» What this task involves:
Scan the lines below for "CryptoQuant"; report the number of lines that contain it, and only that.

» Records supplied:
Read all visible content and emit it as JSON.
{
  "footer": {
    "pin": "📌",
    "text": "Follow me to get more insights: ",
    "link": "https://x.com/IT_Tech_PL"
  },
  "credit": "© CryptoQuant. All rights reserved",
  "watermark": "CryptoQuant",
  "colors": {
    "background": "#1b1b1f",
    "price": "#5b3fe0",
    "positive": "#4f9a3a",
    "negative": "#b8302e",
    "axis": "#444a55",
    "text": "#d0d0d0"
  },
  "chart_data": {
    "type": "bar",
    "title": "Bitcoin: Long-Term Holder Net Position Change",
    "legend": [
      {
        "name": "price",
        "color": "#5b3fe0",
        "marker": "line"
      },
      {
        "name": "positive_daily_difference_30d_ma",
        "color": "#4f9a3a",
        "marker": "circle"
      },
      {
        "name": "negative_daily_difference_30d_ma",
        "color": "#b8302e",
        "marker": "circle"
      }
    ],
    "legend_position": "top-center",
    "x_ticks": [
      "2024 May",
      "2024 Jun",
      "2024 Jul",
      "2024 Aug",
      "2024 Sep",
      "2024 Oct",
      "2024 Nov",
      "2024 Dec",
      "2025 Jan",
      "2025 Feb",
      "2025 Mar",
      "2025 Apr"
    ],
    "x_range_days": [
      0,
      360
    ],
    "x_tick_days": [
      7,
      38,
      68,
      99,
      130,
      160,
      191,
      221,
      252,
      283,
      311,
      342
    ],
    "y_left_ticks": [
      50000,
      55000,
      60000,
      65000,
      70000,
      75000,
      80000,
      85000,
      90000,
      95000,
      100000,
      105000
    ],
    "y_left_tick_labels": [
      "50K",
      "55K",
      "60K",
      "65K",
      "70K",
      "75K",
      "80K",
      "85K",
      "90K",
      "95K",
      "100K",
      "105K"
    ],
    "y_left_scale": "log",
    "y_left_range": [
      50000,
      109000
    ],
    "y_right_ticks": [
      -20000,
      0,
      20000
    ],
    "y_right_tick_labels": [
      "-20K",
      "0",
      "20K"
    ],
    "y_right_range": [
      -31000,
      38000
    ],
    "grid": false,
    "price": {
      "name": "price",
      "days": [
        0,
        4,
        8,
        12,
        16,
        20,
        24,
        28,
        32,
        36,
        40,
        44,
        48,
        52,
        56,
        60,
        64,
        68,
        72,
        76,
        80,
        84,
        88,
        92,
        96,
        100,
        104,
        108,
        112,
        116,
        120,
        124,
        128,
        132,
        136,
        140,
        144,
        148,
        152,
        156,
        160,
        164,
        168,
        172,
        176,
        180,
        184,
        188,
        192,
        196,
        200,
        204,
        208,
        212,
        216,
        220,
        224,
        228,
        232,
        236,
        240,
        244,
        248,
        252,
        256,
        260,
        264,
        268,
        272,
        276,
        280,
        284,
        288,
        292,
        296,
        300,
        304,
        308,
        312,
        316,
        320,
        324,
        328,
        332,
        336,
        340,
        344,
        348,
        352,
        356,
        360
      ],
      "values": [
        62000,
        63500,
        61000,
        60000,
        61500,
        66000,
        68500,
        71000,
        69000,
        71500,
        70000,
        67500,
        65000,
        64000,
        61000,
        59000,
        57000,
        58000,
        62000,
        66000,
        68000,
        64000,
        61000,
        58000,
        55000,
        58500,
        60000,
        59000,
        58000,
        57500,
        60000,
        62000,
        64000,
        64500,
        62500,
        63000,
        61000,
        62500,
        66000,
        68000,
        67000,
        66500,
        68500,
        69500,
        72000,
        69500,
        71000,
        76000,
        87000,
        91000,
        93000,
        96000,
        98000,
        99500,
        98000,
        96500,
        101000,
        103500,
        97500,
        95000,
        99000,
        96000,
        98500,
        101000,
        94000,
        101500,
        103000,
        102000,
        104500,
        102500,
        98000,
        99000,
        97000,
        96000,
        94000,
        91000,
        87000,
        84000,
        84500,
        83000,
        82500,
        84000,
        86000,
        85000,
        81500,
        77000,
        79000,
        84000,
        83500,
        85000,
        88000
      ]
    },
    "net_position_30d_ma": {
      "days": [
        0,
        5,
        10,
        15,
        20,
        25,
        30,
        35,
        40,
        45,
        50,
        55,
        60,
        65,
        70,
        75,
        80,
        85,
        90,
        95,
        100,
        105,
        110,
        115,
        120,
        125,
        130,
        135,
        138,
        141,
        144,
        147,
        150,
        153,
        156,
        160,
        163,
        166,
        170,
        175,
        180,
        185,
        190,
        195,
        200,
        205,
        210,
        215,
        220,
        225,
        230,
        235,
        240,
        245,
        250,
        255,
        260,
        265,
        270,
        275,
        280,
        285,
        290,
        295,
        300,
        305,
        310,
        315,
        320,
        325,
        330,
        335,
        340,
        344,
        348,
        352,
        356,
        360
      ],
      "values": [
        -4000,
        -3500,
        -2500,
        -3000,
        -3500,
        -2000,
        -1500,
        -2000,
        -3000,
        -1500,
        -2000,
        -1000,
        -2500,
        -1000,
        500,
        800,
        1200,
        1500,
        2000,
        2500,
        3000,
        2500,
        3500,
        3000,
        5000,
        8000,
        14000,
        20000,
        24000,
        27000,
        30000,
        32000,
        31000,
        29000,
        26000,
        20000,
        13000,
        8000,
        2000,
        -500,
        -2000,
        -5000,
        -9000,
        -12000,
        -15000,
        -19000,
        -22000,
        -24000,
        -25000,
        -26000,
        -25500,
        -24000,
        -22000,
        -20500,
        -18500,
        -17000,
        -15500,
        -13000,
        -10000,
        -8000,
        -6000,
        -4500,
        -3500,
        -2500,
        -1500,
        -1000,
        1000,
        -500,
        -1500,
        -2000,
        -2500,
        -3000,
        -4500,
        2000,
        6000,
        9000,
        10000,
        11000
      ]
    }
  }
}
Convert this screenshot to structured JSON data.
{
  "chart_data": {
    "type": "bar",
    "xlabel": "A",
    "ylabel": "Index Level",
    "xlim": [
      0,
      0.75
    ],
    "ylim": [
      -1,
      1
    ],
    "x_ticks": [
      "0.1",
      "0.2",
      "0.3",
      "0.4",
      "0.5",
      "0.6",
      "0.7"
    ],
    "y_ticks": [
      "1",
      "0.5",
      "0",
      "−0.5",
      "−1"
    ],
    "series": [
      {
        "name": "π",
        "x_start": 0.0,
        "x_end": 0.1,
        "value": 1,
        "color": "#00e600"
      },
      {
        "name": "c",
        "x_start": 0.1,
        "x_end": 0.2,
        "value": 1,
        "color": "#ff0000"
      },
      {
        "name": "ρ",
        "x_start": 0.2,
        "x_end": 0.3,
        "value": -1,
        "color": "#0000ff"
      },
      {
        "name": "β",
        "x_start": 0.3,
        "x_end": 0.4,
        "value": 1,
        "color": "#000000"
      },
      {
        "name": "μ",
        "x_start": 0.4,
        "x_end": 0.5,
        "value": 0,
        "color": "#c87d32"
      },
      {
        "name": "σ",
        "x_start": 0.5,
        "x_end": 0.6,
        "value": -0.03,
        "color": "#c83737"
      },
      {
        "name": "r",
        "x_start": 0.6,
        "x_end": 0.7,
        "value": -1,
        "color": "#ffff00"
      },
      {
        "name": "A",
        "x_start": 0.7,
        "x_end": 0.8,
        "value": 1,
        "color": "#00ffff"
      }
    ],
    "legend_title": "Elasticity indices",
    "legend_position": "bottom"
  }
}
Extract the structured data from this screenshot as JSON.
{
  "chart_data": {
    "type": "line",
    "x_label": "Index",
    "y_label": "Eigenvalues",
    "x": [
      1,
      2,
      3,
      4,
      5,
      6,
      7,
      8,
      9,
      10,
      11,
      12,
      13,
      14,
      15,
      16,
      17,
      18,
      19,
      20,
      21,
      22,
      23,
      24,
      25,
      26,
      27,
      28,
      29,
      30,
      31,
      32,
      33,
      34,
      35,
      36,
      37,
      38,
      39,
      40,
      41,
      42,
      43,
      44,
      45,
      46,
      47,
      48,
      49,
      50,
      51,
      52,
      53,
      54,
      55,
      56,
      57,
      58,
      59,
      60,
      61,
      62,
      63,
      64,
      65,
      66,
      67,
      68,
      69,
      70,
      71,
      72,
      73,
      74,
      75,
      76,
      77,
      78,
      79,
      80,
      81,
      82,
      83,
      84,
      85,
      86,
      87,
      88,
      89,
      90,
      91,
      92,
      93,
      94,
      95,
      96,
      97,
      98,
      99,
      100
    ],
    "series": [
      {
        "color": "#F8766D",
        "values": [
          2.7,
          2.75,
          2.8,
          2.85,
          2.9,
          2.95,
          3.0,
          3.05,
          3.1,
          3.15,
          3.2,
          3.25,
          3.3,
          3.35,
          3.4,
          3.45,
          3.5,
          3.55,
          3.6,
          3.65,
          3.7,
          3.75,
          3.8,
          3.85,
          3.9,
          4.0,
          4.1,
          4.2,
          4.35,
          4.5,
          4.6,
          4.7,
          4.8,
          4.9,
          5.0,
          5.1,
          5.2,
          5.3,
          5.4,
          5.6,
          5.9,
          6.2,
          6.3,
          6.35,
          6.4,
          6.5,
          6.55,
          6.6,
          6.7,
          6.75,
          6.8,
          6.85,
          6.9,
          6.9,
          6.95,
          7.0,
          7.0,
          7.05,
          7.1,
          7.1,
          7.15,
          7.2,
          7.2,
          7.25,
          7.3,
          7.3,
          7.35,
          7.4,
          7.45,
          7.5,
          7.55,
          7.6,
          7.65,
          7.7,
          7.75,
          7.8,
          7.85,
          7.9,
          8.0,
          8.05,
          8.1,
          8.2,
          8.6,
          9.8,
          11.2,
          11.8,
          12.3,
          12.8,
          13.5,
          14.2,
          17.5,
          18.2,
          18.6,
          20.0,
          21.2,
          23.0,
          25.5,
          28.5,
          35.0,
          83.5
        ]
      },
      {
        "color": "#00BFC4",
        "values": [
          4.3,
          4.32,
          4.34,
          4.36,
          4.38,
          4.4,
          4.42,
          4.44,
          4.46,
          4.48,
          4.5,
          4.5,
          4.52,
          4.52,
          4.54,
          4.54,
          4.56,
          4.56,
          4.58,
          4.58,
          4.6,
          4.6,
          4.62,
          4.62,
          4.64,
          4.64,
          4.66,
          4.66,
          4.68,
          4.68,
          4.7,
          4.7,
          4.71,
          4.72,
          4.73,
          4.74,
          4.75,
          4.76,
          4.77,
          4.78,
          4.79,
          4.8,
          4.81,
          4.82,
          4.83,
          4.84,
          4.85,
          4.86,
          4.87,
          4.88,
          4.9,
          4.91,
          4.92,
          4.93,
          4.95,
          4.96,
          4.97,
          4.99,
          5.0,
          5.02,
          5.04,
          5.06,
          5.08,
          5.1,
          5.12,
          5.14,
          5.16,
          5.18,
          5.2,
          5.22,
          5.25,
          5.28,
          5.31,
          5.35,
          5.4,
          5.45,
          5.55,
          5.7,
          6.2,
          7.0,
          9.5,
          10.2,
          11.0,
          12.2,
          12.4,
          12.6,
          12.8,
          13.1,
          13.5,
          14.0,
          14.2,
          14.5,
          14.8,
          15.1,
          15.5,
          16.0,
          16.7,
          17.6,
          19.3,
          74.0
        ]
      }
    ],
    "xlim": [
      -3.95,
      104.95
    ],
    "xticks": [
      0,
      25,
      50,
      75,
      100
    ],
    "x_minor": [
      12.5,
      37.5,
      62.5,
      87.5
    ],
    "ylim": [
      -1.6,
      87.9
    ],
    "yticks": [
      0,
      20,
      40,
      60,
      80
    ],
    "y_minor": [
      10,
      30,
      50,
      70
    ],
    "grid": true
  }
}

» Output below:
2